= PROMPT =
Check every line of the material below for "kulit". Give the number of lines that have it, and only that.

= Recorded data =
## start
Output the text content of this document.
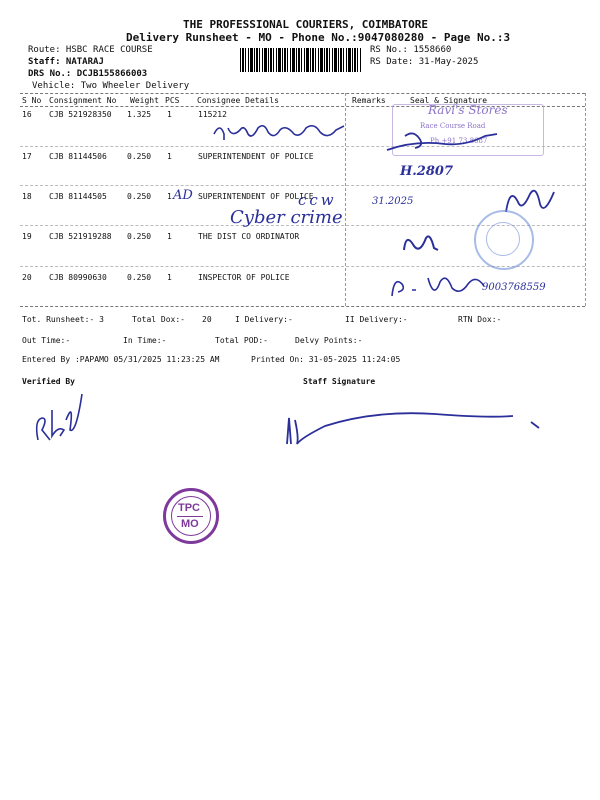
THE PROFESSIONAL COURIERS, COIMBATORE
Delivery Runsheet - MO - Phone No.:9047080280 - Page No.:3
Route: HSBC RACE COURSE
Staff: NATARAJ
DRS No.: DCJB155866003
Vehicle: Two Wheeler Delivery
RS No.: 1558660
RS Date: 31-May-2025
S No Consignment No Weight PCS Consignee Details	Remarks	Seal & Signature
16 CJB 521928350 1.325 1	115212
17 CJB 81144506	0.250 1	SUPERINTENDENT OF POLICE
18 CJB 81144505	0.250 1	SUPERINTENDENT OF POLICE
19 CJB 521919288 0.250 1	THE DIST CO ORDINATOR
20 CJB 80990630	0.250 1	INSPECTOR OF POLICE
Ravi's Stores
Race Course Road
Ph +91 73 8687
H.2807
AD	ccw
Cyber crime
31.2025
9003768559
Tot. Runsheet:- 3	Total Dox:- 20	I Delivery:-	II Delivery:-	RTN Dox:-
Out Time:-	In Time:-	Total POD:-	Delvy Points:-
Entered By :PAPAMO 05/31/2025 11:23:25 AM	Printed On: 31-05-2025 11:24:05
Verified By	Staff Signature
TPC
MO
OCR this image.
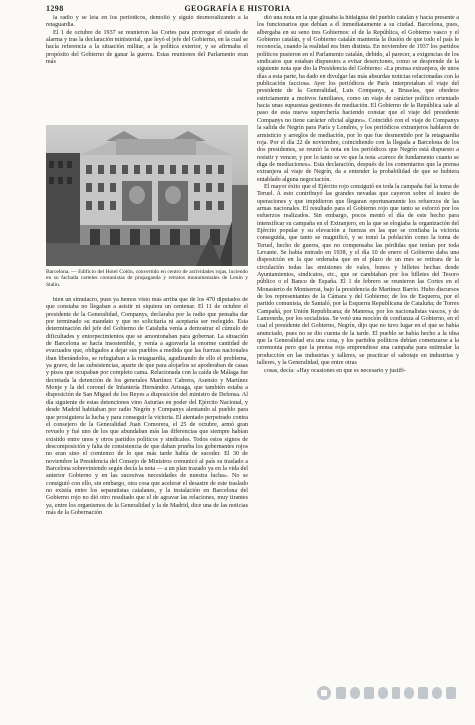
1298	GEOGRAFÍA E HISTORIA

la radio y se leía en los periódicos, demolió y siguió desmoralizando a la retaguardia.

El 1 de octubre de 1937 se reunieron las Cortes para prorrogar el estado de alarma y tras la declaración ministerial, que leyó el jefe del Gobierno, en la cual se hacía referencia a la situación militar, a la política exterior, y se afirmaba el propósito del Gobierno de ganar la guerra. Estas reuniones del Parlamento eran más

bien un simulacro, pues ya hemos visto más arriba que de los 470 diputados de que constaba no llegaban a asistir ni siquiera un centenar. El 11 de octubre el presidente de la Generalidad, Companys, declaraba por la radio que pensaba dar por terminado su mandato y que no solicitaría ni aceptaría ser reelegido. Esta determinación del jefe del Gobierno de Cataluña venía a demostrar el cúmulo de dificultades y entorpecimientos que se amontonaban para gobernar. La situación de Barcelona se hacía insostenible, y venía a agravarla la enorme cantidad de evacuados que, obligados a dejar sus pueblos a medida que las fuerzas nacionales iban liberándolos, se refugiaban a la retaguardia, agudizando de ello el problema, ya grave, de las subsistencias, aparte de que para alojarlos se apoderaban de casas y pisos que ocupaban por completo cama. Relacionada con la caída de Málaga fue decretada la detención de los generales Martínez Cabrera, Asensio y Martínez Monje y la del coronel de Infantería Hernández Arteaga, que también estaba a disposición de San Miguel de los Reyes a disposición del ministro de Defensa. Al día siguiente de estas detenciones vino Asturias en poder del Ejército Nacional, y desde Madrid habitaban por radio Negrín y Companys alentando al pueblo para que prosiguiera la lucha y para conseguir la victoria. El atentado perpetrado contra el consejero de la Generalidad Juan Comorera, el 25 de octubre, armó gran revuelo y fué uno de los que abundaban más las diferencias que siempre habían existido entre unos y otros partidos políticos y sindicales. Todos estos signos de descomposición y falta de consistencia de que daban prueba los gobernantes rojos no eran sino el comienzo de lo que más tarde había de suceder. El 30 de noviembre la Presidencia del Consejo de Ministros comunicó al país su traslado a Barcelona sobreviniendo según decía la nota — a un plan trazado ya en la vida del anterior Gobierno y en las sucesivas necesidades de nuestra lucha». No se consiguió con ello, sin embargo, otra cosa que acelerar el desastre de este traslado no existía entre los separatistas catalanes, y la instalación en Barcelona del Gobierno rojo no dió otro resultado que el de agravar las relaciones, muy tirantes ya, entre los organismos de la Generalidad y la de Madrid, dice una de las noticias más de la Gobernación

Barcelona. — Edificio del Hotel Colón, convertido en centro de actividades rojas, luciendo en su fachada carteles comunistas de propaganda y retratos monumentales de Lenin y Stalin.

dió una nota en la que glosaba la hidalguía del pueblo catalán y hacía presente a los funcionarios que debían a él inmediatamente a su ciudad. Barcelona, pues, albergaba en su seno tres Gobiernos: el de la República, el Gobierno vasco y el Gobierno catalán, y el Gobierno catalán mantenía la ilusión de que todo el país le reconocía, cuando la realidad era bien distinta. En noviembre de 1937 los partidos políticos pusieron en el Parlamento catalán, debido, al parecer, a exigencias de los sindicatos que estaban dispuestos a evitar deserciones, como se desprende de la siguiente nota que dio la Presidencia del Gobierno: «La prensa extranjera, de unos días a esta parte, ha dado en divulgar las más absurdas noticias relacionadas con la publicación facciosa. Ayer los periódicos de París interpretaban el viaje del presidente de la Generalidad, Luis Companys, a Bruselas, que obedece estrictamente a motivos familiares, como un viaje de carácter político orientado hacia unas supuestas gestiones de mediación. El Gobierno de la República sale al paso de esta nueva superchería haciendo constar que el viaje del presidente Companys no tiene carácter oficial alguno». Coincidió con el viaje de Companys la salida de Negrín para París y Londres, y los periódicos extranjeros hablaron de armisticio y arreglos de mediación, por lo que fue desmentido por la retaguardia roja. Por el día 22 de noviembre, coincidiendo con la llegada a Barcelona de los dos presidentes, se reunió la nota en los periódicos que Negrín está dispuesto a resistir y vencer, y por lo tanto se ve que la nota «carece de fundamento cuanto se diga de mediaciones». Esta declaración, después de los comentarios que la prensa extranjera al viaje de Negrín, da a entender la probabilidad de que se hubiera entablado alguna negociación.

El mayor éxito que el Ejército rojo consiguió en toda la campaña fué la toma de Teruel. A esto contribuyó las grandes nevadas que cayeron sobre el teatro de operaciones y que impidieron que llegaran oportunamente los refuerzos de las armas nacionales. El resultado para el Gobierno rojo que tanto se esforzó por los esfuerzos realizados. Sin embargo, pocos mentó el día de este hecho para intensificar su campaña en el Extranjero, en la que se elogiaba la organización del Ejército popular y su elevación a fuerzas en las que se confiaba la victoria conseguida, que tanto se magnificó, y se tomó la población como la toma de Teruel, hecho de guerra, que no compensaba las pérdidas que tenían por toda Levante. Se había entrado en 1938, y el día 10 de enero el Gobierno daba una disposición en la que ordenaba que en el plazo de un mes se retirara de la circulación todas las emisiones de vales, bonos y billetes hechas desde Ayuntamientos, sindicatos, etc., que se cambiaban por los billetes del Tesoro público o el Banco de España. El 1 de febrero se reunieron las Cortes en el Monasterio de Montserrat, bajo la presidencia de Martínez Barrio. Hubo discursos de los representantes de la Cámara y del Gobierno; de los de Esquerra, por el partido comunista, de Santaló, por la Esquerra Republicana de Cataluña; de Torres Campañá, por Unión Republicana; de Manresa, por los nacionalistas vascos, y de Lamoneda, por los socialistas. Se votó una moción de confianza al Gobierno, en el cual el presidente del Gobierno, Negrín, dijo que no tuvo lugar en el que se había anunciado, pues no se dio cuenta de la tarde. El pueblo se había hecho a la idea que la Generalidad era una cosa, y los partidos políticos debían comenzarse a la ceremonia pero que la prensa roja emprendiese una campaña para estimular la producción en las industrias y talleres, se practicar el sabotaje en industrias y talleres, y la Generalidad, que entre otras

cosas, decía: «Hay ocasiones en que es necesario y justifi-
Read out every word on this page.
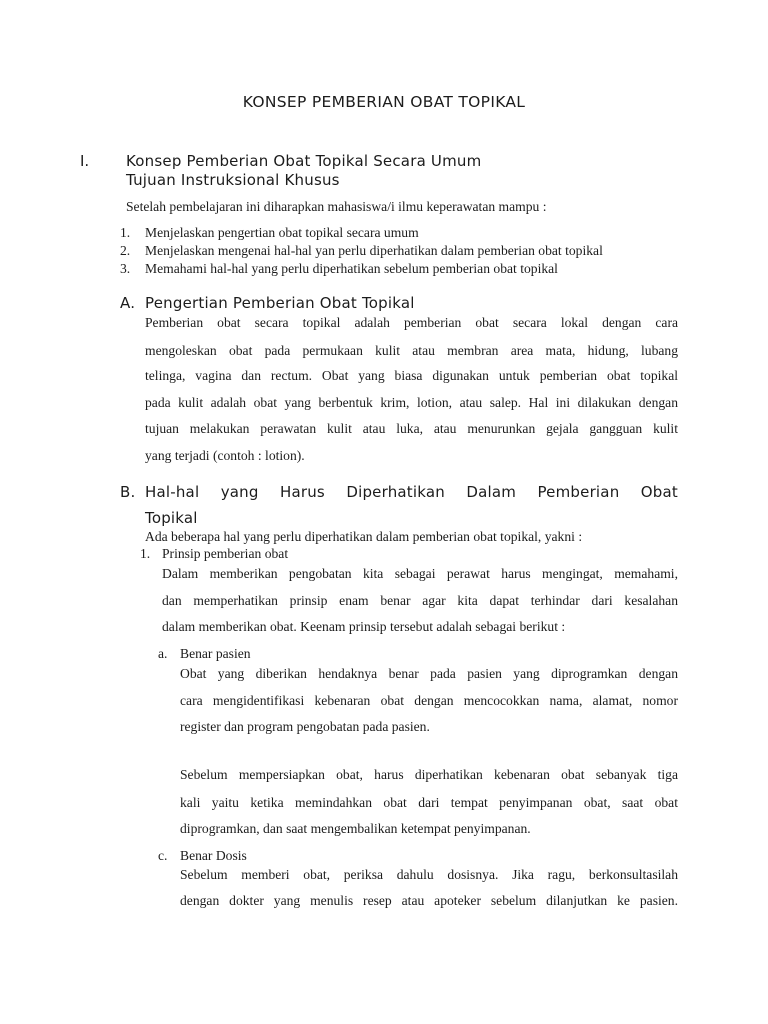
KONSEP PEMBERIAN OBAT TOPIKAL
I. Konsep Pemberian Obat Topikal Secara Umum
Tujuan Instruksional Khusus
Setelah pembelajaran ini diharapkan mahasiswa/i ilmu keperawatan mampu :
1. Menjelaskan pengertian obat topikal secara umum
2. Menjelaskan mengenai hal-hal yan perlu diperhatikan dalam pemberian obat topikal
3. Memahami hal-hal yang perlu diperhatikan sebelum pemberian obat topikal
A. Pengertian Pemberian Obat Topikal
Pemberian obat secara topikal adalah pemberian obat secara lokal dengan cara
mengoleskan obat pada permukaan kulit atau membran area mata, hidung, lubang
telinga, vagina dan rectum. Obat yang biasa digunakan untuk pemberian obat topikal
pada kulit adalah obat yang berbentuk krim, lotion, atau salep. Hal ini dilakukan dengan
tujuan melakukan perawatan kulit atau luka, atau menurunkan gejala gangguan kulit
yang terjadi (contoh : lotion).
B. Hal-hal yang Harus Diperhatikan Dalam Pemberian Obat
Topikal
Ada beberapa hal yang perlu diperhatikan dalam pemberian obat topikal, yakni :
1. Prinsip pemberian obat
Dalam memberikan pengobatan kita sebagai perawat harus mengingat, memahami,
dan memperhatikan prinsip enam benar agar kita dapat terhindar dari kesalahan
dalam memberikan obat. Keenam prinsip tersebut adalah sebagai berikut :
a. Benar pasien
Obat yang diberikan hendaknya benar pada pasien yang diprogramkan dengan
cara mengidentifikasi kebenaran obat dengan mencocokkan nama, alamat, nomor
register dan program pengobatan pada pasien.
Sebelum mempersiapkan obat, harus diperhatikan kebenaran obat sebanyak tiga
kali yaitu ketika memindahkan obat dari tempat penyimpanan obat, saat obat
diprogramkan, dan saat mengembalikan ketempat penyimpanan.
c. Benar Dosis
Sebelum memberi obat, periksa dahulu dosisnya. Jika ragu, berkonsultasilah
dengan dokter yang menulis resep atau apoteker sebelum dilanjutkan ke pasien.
## end
= FULL OUTPUT =
3